To do — Everything in the listing except the pictures should be written out exactly.

------------------------------------

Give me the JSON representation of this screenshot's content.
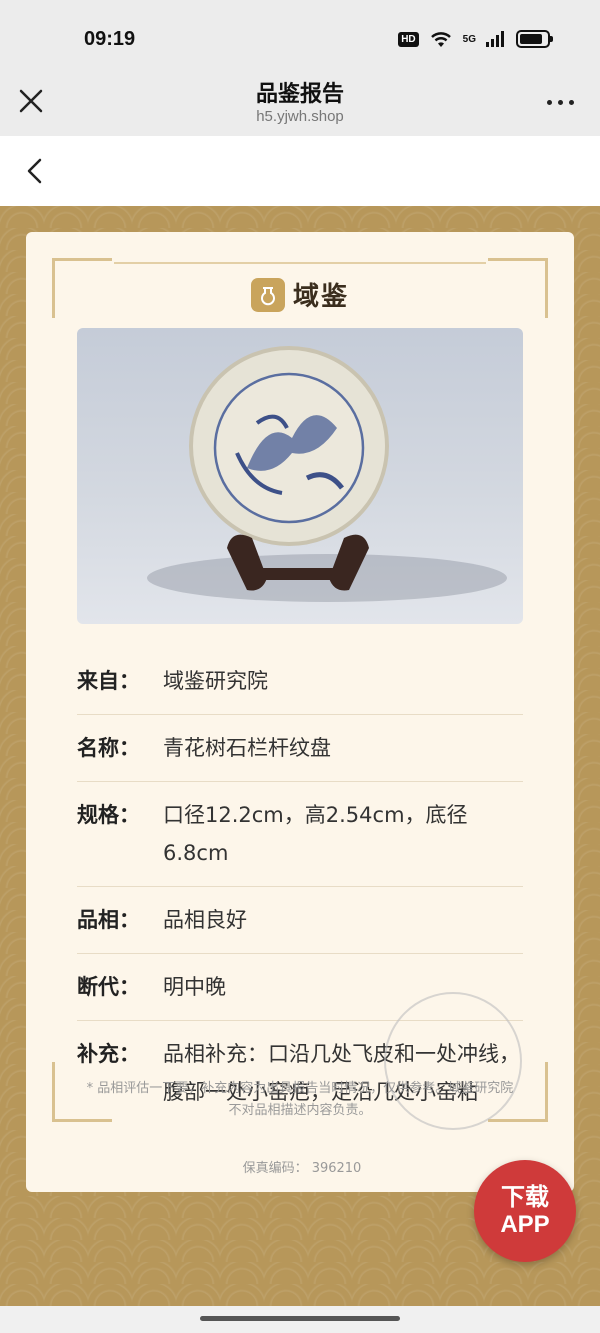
{
  "status_bar": {
    "time": "09:19",
    "hd": "HD",
    "network": "5G",
    "icons": [
      "wifi-icon",
      "signal-icon",
      "battery-icon"
    ],
    "battery_level": 0.85
  },
  "nav": {
    "title": "品鉴报告",
    "url": "h5.yjwh.shop",
    "close_icon": "close-icon",
    "more_icon": "more-icon"
  },
  "back": {
    "icon": "chevron-left-icon"
  },
  "card": {
    "brand_name": "域鉴",
    "details": [
      {
        "label": "来自：",
        "value": "域鉴研究院"
      },
      {
        "label": "名称：",
        "value": "青花树石栏杆纹盘"
      },
      {
        "label": "规格：",
        "value": "口径12.2cm，高2.54cm，底径6.8cm"
      },
      {
        "label": "品相：",
        "value": "品相良好"
      },
      {
        "label": "断代：",
        "value": "明中晚"
      },
      {
        "label": "补充：",
        "value": "品相补充：口沿几处飞皮和一处冲线，腹部一处小窑疤，足沿几处小窑粘"
      }
    ],
    "disclaimer": "* 品相评估一下要，补充内容为出具报告当时情况，仅供参考。域鉴研究院不对品相描述内容负责。",
    "code_label": "保真编码：",
    "code_value": "396210"
  },
  "app_button": {
    "line1": "下载",
    "line2": "APP"
  },
  "colors": {
    "background": "#b89a5f",
    "card": "#fdf6ea",
    "brand": "#c9a45c",
    "app_button": "#cf3a3a"
  }
}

------------------------------------

Expected answer —
Give me the JSON representation of this screenshot's content.
{
  "status_bar": {
    "time": "09:19",
    "hd": "HD",
    "network": "5G",
    "icons": [
      "wifi-icon",
      "signal-icon",
      "battery-icon"
    ],
    "battery_level": 0.85
  },
  "nav": {
    "title": "品鉴报告",
    "url": "h5.yjwh.shop",
    "close_icon": "close-icon",
    "more_icon": "more-icon"
  },
  "back": {
    "icon": "chevron-left-icon"
  },
  "card": {
    "brand_name": "域鉴",
    "details": [
      {
        "label": "来自：",
        "value": "域鉴研究院"
      },
      {
        "label": "名称：",
        "value": "青花树石栏杆纹盘"
      },
      {
        "label": "规格：",
        "value": "口径12.2cm，高2.54cm，底径6.8cm"
      },
      {
        "label": "品相：",
        "value": "品相良好"
      },
      {
        "label": "断代：",
        "value": "明中晚"
      },
      {
        "label": "补充：",
        "value": "品相补充：口沿几处飞皮和一处冲线，腹部一处小窑疤，足沿几处小窑粘"
      }
    ],
    "disclaimer": "* 品相评估一下要，补充内容为出具报告当时情况，仅供参考。域鉴研究院不对品相描述内容负责。",
    "code_label": "保真编码：",
    "code_value": "396210"
  },
  "app_button": {
    "line1": "下载",
    "line2": "APP"
  },
  "colors": {
    "background": "#b89a5f",
    "card": "#fdf6ea",
    "brand": "#c9a45c",
    "app_button": "#cf3a3a"
  }
}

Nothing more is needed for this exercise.